=== Text to read ===
While the ability to have real time metrics displayed in the IBM Cognos Administration console provides valuable information when monitoring the environment, the value all but disappears when not actively in the console watching the metrics. With this in mind, a feature was added that allows for the setting of thresholds on the individual metrics which can provide the basis for alerts through Event Studio. These thresholds allow administrators to set ranges that will provide them with a quick overall view into the system health. The ranges are displayed as green, yellow and red traffic light indicators. When a series of thresholds are assigned to key indicators that pertain to the specific environment, an overall scorecard is possible.
Figure 3. Illustration 3 - Metric thresholds are used to determine the status of system metrics
The screen capture above demonstrates that based on the threshold ranges set on individual metrics, a scorecard is possible. A quick glance at the scorecard indicates that there are a few services that have a red square indicator which means that the values for some of those service metrics have values that are above or below the norm and could warrant some further investigation.
===
Problems to work on >>
1. Name every color of traffic light indicator that the passage on Cognos metric thresholds says the ranges are displayed as.
2. Write out the passage on Cognos metric thresholds word for word, from "While the ability" to "overall scorecard is possible.".
3. For each statement, say whether the passage on Cognos metric thresholds supports it, answering yes or no and quoting the words that decide it. (a) Thresholds on individual metrics can provide the basis for alerts through Event Studio. (b) The threshold ranges are shown as blue and orange indicators. (c) The scorecard shows every service with a green indicator.
The rows below have no connection to the passage on Cognos metric thresholds.
=== Material supplied ===
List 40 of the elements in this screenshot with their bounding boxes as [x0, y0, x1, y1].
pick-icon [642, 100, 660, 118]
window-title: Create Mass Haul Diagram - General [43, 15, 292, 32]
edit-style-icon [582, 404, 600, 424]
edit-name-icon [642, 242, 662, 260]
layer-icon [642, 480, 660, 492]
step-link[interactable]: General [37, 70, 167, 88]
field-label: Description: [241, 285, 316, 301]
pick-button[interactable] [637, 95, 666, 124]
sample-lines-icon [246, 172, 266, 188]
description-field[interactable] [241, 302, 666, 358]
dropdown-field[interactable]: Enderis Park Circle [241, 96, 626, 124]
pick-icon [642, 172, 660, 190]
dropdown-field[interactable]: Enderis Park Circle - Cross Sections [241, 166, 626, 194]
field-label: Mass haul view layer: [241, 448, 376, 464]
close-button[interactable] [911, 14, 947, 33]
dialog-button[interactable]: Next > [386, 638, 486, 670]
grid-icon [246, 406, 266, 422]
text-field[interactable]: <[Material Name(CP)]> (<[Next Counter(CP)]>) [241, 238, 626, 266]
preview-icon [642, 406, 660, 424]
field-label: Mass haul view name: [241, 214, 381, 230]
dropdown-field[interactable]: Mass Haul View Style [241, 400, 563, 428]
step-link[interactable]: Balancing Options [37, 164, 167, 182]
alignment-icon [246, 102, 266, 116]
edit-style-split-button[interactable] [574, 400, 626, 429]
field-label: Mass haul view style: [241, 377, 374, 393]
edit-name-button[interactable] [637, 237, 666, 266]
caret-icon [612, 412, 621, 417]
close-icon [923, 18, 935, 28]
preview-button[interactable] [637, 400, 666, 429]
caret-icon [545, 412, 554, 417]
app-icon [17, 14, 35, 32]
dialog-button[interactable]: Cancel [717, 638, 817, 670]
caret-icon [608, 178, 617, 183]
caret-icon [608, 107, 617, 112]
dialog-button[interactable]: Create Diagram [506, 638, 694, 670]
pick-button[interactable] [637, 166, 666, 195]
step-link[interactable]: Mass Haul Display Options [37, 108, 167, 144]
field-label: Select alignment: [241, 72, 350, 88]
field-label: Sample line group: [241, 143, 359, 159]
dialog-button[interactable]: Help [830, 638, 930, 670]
===
Expected outputs >>
1. Green, yellow, red

2.
While the ability to have real time metrics displayed in the IBM Cognos Administration console provides valuable information when monitoring the environment, the value all but disappears when not actively in the console watching the metrics. With this in mind, a feature was added that allows for the setting of thresholds on the individual metrics which can provide the basis for alerts through Event Studio. These thresholds allow administrators to set ranges that will provide them with a quick overall view into the system health. The ranges are displayed as green, yellow and red traffic light indicators. When a series of thresholds are assigned to key indicators that pertain to the specific environment, an overall scorecard is possible.

3.
(a) Yes: "a feature was added that allows for the setting of thresholds on the individual metrics which can provide the basis for alerts through Event Studio"
(b) No: "The ranges are displayed as green, yellow and red traffic light indicators."
(c) No: "there are a few services that have a red square indicator"